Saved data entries
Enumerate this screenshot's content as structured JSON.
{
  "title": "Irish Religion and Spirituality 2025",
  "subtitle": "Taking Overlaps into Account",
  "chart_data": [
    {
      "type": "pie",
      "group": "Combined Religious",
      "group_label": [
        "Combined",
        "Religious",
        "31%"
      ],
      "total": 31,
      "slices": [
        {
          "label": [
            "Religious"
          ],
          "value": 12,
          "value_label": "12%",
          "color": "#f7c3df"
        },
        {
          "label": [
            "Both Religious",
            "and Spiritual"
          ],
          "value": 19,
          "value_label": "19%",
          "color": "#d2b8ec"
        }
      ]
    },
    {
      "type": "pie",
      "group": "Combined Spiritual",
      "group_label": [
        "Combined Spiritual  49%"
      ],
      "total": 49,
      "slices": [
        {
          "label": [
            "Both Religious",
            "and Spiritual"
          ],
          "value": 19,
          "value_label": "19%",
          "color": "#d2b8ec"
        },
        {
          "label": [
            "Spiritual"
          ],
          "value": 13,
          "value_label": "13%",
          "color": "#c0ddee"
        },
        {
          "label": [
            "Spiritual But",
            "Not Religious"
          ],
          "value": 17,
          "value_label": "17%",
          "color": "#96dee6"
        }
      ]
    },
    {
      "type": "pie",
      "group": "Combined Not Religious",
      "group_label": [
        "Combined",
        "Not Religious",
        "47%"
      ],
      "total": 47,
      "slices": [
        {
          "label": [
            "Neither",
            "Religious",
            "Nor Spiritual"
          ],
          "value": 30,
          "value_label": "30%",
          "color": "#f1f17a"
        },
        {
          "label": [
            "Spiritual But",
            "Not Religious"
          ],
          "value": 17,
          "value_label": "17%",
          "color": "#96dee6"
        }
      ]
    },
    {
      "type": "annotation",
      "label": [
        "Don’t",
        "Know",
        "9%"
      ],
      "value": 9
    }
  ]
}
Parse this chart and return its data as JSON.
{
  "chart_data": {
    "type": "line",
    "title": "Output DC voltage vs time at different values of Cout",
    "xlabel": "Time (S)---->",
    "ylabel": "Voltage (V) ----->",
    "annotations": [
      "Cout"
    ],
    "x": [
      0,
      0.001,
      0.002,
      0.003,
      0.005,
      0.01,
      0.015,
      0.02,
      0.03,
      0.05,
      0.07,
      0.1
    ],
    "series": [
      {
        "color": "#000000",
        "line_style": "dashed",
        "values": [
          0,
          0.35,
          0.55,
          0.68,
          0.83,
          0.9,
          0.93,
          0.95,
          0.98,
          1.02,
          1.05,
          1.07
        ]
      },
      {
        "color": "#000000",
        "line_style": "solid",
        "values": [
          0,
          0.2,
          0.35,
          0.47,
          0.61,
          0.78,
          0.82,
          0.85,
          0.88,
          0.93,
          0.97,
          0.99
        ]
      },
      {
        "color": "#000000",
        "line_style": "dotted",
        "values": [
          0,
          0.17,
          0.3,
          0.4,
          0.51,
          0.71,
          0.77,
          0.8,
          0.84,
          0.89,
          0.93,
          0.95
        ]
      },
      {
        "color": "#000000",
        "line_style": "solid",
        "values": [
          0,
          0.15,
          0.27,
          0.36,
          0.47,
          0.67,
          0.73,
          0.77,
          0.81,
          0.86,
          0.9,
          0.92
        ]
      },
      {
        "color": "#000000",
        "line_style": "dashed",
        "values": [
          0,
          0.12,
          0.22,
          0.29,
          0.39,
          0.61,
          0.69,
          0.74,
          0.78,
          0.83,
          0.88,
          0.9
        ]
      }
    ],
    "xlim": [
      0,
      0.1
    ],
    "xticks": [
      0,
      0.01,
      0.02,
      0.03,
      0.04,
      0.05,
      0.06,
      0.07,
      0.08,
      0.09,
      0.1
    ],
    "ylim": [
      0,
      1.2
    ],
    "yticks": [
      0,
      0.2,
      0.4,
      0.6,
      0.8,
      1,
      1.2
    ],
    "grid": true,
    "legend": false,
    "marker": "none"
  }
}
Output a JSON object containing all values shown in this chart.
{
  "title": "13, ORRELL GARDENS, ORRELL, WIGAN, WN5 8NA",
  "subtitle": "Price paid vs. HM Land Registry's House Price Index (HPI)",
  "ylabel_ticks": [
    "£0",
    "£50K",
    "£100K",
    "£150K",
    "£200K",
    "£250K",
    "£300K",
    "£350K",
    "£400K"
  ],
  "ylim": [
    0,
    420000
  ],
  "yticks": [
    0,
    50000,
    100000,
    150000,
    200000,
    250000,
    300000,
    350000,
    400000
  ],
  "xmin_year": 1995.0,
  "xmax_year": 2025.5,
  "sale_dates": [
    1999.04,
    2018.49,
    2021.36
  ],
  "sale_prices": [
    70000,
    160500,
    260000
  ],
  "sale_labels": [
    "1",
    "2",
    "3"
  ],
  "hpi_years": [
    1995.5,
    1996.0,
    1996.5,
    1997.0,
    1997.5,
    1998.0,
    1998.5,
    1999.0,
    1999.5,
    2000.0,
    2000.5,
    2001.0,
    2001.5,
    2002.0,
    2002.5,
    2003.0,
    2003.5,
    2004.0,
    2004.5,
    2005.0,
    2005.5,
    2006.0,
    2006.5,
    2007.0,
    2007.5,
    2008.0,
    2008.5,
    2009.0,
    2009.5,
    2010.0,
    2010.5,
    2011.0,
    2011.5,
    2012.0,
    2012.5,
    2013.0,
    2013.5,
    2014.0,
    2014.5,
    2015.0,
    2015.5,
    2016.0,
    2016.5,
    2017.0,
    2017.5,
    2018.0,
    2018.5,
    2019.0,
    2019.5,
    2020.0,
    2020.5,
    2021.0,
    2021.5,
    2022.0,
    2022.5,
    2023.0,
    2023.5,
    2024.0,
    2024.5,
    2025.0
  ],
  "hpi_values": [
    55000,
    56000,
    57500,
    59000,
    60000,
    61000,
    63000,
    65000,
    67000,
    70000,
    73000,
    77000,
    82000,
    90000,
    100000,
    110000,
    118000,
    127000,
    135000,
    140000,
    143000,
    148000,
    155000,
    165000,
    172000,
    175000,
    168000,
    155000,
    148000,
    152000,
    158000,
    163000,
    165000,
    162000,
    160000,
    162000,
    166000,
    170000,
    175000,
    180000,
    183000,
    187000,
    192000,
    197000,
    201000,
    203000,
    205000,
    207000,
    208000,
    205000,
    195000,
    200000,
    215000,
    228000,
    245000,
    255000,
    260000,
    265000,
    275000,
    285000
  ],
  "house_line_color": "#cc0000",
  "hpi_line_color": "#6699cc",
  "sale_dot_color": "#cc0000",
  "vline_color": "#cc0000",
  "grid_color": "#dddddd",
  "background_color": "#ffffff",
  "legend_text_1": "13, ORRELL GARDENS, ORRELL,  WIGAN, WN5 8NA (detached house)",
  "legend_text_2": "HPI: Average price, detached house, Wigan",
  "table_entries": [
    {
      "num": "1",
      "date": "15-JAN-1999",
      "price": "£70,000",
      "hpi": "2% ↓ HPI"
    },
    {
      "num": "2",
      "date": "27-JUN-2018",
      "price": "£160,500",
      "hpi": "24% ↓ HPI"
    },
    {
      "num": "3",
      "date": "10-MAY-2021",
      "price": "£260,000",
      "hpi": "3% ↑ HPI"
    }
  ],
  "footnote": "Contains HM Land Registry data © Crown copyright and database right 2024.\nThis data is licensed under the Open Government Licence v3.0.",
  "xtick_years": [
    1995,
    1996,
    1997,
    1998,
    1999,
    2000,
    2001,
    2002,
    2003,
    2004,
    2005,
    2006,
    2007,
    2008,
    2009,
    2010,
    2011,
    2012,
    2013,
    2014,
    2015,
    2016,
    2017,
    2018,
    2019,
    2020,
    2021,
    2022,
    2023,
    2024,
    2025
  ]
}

| Exercise prompt |
Repeat all the records. Match each line exactly.

| Worked solution |
Enumerate this screenshot's content as structured JSON.
{
  "title": "Irish Religion and Spirituality 2025",
  "subtitle": "Taking Overlaps into Account",
  "chart_data": [
    {
      "type": "pie",
      "group": "Combined Religious",
      "group_label": [
        "Combined",
        "Religious",
        "31%"
      ],
      "total": 31,
      "slices": [
        {
          "label": [
            "Religious"
          ],
          "value": 12,
          "value_label": "12%",
          "color": "#f7c3df"
        },
        {
          "label": [
            "Both Religious",
            "and Spiritual"
          ],
          "value": 19,
          "value_label": "19%",
          "color": "#d2b8ec"
        }
      ]
    },
    {
      "type": "pie",
      "group": "Combined Spiritual",
      "group_label": [
        "Combined Spiritual  49%"
      ],
      "total": 49,
      "slices": [
        {
          "label": [
            "Both Religious",
            "and Spiritual"
          ],
          "value": 19,
          "value_label": "19%",
          "color": "#d2b8ec"
        },
        {
          "label": [
            "Spiritual"
          ],
          "value": 13,
          "value_label": "13%",
          "color": "#c0ddee"
        },
        {
          "label": [
            "Spiritual But",
            "Not Religious"
          ],
          "value": 17,
          "value_label": "17%",
          "color": "#96dee6"
        }
      ]
    },
    {
      "type": "pie",
      "group": "Combined Not Religious",
      "group_label": [
        "Combined",
        "Not Religious",
        "47%"
      ],
      "total": 47,
      "slices": [
        {
          "label": [
            "Neither",
            "Religious",
            "Nor Spiritual"
          ],
          "value": 30,
          "value_label": "30%",
          "color": "#f1f17a"
        },
        {
          "label": [
            "Spiritual But",
            "Not Religious"
          ],
          "value": 17,
          "value_label": "17%",
          "color": "#96dee6"
        }
      ]
    },
    {
      "type": "annotation",
      "label": [
        "Don’t",
        "Know",
        "9%"
      ],
      "value": 9
    }
  ]
}
Parse this chart and return its data as JSON.
{
  "chart_data": {
    "type": "line",
    "title": "Output DC voltage vs time at different values of Cout",
    "xlabel": "Time (S)---->",
    "ylabel": "Voltage (V) ----->",
    "annotations": [
      "Cout"
    ],
    "x": [
      0,
      0.001,
      0.002,
      0.003,
      0.005,
      0.01,
      0.015,
      0.02,
      0.03,
      0.05,
      0.07,
      0.1
    ],
    "series": [
      {
        "color": "#000000",
        "line_style": "dashed",
        "values": [
          0,
          0.35,
          0.55,
          0.68,
          0.83,
          0.9,
          0.93,
          0.95,
          0.98,
          1.02,
          1.05,
          1.07
        ]
      },
      {
        "color": "#000000",
        "line_style": "solid",
        "values": [
          0,
          0.2,
          0.35,
          0.47,
          0.61,
          0.78,
          0.82,
          0.85,
          0.88,
          0.93,
          0.97,
          0.99
        ]
      },
      {
        "color": "#000000",
        "line_style": "dotted",
        "values": [
          0,
          0.17,
          0.3,
          0.4,
          0.51,
          0.71,
          0.77,
          0.8,
          0.84,
          0.89,
          0.93,
          0.95
        ]
      },
      {
        "color": "#000000",
        "line_style": "solid",
        "values": [
          0,
          0.15,
          0.27,
          0.36,
          0.47,
          0.67,
          0.73,
          0.77,
          0.81,
          0.86,
          0.9,
          0.92
        ]
      },
      {
        "color": "#000000",
        "line_style": "dashed",
        "values": [
          0,
          0.12,
          0.22,
          0.29,
          0.39,
          0.61,
          0.69,
          0.74,
          0.78,
          0.83,
          0.88,
          0.9
        ]
      }
    ],
    "xlim": [
      0,
      0.1
    ],
    "xticks": [
      0,
      0.01,
      0.02,
      0.03,
      0.04,
      0.05,
      0.06,
      0.07,
      0.08,
      0.09,
      0.1
    ],
    "ylim": [
      0,
      1.2
    ],
    "yticks": [
      0,
      0.2,
      0.4,
      0.6,
      0.8,
      1,
      1.2
    ],
    "grid": true,
    "legend": false,
    "marker": "none"
  }
}
Output a JSON object containing all values shown in this chart.
{
  "title": "13, ORRELL GARDENS, ORRELL, WIGAN, WN5 8NA",
  "subtitle": "Price paid vs. HM Land Registry's House Price Index (HPI)",
  "ylabel_ticks": [
    "£0",
    "£50K",
    "£100K",
    "£150K",
    "£200K",
    "£250K",
    "£300K",
    "£350K",
    "£400K"
  ],
  "ylim": [
    0,
    420000
  ],
  "yticks": [
    0,
    50000,
    100000,
    150000,
    200000,
    250000,
    300000,
    350000,
    400000
  ],
  "xmin_year": 1995.0,
  "xmax_year": 2025.5,
  "sale_dates": [
    1999.04,
    2018.49,
    2021.36
  ],
  "sale_prices": [
    70000,
    160500,
    260000
  ],
  "sale_labels": [
    "1",
    "2",
    "3"
  ],
  "hpi_years": [
    1995.5,
    1996.0,
    1996.5,
    1997.0,
    1997.5,
    1998.0,
    1998.5,
    1999.0,
    1999.5,
    2000.0,
    2000.5,
    2001.0,
    2001.5,
    2002.0,
    2002.5,
    2003.0,
    2003.5,
    2004.0,
    2004.5,
    2005.0,
    2005.5,
    2006.0,
    2006.5,
    2007.0,
    2007.5,
    2008.0,
    2008.5,
    2009.0,
    2009.5,
    2010.0,
    2010.5,
    2011.0,
    2011.5,
    2012.0,
    2012.5,
    2013.0,
    2013.5,
    2014.0,
    2014.5,
    2015.0,
    2015.5,
    2016.0,
    2016.5,
    2017.0,
    2017.5,
    2018.0,
    2018.5,
    2019.0,
    2019.5,
    2020.0,
    2020.5,
    2021.0,
    2021.5,
    2022.0,
    2022.5,
    2023.0,
    2023.5,
    2024.0,
    2024.5,
    2025.0
  ],
  "hpi_values": [
    55000,
    56000,
    57500,
    59000,
    60000,
    61000,
    63000,
    65000,
    67000,
    70000,
    73000,
    77000,
    82000,
    90000,
    100000,
    110000,
    118000,
    127000,
    135000,
    140000,
    143000,
    148000,
    155000,
    165000,
    172000,
    175000,
    168000,
    155000,
    148000,
    152000,
    158000,
    163000,
    165000,
    162000,
    160000,
    162000,
    166000,
    170000,
    175000,
    180000,
    183000,
    187000,
    192000,
    197000,
    201000,
    203000,
    205000,
    207000,
    208000,
    205000,
    195000,
    200000,
    215000,
    228000,
    245000,
    255000,
    260000,
    265000,
    275000,
    285000
  ],
  "house_line_color": "#cc0000",
  "hpi_line_color": "#6699cc",
  "sale_dot_color": "#cc0000",
  "vline_color": "#cc0000",
  "grid_color": "#dddddd",
  "background_color": "#ffffff",
  "legend_text_1": "13, ORRELL GARDENS, ORRELL,  WIGAN, WN5 8NA (detached house)",
  "legend_text_2": "HPI: Average price, detached house, Wigan",
  "table_entries": [
    {
      "num": "1",
      "date": "15-JAN-1999",
      "price": "£70,000",
      "hpi": "2% ↓ HPI"
    },
    {
      "num": "2",
      "date": "27-JUN-2018",
      "price": "£160,500",
      "hpi": "24% ↓ HPI"
    },
    {
      "num": "3",
      "date": "10-MAY-2021",
      "price": "£260,000",
      "hpi": "3% ↑ HPI"
    }
  ],
  "footnote": "Contains HM Land Registry data © Crown copyright and database right 2024.\nThis data is licensed under the Open Government Licence v3.0.",
  "xtick_years": [
    1995,
    1996,
    1997,
    1998,
    1999,
    2000,
    2001,
    2002,
    2003,
    2004,
    2005,
    2006,
    2007,
    2008,
    2009,
    2010,
    2011,
    2012,
    2013,
    2014,
    2015,
    2016,
    2017,
    2018,
    2019,
    2020,
    2021,
    2022,
    2023,
    2024,
    2025
  ]
}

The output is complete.